Passage provided ::
********************
The team may already be aware of this one as @Deltakosh observed it directly. HTMLTwinTree is creating empty dom nodes for elements that have no accessibility info, and we are seeing performance issues with large numbers of babylon nodes.
I was aware of the empty nodes but they aren’t read by the screenreader, so I didn’t see this as an issue before.
I wasn’t there personally but I’m guessing this could be a mix of things going on . I am updating accessibilityTags.description on every babylon node update, even if same value, and I’m guessing that might be causing excessive HTMLTwinTree updates at scale. From memory, I saw that there is a bit of code in there that loops over the whole babylon tree I think?? maybe?
At the very least it shouldn’t create dom nodes for things that have no accessibility tags at all.
I made this playground but it didn’t seem to repro the bug.
I’m lacking some details on my end unfortunately but @Deltakosh observed things directly. I will try to get you more details soon!
At time of posting, I believe these were the package versions:
Turns out any ADT creates the empty accessibility HTML node, even if there’s nothing in it.
When I toggle a11y entirely and add them with a delay, I’m not sure a11y is making much of a difference. I’m sure if i made a graph of the FPS I might see something slight.
********************
Material supplied ::
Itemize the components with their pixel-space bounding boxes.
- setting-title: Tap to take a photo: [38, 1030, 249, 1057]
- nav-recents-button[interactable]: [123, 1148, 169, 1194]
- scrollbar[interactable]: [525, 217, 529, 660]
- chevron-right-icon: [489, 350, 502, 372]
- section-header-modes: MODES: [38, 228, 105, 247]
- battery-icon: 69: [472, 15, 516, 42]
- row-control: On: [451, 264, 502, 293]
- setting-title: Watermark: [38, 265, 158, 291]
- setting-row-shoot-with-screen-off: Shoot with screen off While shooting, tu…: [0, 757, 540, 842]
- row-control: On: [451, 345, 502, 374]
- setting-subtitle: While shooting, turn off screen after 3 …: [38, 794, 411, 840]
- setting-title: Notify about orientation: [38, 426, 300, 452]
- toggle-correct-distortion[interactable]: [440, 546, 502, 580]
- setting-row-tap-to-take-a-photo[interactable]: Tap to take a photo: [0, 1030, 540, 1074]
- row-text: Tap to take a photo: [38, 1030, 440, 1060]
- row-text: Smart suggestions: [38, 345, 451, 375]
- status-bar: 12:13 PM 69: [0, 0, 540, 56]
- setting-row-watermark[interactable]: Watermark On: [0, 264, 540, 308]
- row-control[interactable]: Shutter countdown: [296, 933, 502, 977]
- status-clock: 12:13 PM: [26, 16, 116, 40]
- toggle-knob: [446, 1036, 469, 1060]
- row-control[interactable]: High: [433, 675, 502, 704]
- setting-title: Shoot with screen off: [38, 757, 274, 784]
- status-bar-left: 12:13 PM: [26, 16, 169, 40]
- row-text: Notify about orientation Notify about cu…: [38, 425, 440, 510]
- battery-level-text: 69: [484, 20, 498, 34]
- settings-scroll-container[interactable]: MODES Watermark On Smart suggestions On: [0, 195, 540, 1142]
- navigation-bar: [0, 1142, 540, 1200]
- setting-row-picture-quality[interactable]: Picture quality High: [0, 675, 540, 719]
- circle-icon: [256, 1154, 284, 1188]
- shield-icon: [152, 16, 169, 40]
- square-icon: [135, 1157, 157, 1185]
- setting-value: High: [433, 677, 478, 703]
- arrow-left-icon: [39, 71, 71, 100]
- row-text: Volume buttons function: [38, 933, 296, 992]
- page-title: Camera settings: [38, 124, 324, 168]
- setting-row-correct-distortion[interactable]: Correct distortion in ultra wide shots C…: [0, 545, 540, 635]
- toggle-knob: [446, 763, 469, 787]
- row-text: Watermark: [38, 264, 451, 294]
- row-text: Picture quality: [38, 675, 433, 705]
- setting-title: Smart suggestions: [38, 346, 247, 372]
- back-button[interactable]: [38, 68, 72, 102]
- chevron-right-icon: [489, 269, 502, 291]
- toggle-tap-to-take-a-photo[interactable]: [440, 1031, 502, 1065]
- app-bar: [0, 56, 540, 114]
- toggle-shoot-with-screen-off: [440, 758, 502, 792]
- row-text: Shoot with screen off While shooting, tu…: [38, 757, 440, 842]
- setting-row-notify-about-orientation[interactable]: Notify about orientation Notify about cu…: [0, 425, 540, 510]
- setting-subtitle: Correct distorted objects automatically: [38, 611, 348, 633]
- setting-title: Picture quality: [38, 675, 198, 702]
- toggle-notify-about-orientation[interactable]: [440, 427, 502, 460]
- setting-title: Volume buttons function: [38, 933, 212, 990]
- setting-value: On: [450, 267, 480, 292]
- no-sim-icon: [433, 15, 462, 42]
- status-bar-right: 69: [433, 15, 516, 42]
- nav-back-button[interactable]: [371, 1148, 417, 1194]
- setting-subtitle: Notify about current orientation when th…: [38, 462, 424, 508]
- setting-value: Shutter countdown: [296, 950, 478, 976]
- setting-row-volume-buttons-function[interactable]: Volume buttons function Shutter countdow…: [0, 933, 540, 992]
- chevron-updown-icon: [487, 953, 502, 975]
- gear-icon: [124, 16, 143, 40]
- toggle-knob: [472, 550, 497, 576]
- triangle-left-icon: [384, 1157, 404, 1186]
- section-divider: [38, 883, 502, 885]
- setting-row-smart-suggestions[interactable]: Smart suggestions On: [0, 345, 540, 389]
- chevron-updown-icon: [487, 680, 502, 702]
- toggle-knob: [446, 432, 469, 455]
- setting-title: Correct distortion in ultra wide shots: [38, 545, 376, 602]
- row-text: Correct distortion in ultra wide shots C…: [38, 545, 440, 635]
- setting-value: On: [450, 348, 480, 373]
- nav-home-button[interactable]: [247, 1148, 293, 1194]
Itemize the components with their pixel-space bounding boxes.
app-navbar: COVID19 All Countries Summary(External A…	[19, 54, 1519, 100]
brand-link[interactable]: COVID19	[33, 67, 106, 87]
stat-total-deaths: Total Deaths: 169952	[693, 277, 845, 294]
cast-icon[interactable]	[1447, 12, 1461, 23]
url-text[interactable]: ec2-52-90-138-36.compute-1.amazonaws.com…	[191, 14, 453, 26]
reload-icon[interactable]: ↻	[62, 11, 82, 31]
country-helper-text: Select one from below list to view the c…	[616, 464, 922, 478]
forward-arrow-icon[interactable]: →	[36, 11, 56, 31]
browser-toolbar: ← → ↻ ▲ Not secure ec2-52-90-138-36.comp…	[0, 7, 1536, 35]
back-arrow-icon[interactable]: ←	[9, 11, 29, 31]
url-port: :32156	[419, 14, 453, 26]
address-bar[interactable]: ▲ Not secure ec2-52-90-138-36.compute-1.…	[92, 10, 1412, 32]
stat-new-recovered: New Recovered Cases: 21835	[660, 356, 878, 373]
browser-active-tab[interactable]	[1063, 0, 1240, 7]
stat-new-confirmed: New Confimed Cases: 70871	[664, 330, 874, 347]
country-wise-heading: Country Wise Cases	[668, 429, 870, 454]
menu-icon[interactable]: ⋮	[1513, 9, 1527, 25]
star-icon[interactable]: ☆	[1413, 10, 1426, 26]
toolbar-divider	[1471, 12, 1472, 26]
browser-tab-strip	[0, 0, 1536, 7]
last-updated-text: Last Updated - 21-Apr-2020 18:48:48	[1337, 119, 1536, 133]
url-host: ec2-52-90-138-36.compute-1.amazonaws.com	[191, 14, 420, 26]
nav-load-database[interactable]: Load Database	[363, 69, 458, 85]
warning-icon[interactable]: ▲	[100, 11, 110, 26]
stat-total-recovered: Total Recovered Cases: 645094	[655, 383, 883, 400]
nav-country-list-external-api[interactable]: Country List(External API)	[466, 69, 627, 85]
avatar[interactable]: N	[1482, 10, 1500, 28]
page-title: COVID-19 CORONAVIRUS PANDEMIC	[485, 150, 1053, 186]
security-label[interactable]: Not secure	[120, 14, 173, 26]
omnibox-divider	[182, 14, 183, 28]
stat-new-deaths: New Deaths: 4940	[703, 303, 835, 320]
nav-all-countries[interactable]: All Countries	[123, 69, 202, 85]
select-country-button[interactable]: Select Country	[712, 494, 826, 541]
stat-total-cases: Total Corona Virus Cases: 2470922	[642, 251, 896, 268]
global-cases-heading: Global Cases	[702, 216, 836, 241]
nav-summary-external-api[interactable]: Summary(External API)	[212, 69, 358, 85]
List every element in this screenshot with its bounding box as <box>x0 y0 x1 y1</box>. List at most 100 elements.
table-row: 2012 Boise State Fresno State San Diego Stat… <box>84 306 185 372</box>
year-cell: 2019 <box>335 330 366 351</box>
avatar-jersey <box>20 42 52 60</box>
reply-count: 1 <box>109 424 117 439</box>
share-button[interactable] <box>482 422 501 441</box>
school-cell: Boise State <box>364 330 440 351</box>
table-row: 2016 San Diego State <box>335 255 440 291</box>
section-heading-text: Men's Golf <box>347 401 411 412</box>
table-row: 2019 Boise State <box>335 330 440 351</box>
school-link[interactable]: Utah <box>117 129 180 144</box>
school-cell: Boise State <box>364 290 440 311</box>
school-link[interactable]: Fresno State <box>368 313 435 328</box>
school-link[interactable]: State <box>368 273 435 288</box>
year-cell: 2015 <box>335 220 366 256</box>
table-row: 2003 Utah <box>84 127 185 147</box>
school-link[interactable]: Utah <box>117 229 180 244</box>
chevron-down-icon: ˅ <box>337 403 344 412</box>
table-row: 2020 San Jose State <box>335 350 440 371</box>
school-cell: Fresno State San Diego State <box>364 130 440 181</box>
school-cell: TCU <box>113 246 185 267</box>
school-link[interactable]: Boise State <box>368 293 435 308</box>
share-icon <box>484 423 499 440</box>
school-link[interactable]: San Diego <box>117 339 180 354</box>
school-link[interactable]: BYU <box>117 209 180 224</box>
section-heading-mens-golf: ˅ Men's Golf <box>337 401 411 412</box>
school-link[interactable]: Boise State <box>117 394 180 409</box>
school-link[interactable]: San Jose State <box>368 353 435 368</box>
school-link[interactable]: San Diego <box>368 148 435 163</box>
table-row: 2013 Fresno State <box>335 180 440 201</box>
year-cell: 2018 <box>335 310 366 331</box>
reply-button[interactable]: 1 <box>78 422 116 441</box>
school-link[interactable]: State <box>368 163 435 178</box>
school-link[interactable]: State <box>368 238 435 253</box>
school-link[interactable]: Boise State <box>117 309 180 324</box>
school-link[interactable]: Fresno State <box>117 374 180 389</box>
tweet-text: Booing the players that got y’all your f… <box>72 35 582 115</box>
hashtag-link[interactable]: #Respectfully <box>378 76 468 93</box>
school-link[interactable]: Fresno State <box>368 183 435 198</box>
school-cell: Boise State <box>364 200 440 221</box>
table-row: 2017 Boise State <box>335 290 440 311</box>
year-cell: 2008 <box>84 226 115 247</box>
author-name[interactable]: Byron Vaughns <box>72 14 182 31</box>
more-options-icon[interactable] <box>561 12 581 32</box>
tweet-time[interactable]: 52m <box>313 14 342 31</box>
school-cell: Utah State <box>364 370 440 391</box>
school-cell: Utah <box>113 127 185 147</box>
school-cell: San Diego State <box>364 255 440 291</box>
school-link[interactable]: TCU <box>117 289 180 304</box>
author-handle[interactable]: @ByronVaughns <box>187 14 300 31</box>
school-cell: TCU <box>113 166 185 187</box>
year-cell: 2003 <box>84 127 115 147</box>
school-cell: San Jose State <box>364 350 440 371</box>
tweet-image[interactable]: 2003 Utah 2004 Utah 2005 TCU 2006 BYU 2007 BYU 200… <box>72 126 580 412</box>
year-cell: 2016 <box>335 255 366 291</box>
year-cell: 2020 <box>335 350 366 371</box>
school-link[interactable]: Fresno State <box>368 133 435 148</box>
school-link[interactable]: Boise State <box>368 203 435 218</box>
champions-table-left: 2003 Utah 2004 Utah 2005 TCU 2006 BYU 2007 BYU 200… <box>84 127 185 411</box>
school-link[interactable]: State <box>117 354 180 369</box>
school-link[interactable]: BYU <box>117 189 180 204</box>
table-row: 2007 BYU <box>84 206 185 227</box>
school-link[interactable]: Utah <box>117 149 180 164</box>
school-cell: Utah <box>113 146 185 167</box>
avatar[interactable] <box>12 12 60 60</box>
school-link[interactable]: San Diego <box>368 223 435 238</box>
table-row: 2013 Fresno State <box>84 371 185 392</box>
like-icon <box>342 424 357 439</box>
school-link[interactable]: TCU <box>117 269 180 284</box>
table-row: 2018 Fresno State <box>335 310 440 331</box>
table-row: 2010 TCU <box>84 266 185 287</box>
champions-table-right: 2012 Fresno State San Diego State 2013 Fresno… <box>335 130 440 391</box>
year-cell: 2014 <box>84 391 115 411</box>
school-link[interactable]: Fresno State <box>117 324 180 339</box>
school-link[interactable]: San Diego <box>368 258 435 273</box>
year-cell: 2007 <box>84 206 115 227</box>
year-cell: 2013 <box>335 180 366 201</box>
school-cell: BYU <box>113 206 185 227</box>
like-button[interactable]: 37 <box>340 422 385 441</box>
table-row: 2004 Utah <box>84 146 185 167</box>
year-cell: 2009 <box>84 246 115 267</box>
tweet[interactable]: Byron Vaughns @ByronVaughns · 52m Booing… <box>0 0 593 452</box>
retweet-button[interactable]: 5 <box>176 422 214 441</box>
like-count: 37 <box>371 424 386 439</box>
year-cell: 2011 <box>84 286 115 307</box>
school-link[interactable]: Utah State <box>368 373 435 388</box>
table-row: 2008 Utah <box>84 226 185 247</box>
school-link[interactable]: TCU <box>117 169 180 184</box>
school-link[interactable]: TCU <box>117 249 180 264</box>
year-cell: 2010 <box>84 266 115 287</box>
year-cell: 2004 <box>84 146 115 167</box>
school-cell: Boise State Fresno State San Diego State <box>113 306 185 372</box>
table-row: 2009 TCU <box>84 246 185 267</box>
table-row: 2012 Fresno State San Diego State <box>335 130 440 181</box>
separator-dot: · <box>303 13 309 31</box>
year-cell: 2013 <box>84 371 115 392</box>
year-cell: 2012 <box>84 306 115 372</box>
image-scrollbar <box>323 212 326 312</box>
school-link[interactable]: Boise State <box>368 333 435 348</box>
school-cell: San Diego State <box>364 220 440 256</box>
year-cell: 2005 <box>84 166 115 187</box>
********************
Please mark each statement below yes or no according to the HTMLTwinTree discussion, and quote the words from it that decide each one.
(a) The empty DOM nodes are read by the screenreader.
(b) The playground that was made reproduced the bug.
(c) accessibilityTags.description gets updated on every babylon node update, even when the value has not changed.

Your response ::
(a) No: "they aren’t read by the screenreader"
(b) No: "I made this playground but it didn’t seem to repro the bug."
(c) Yes: "I am updating accessibilityTags.description on every babylon node update, even if same value"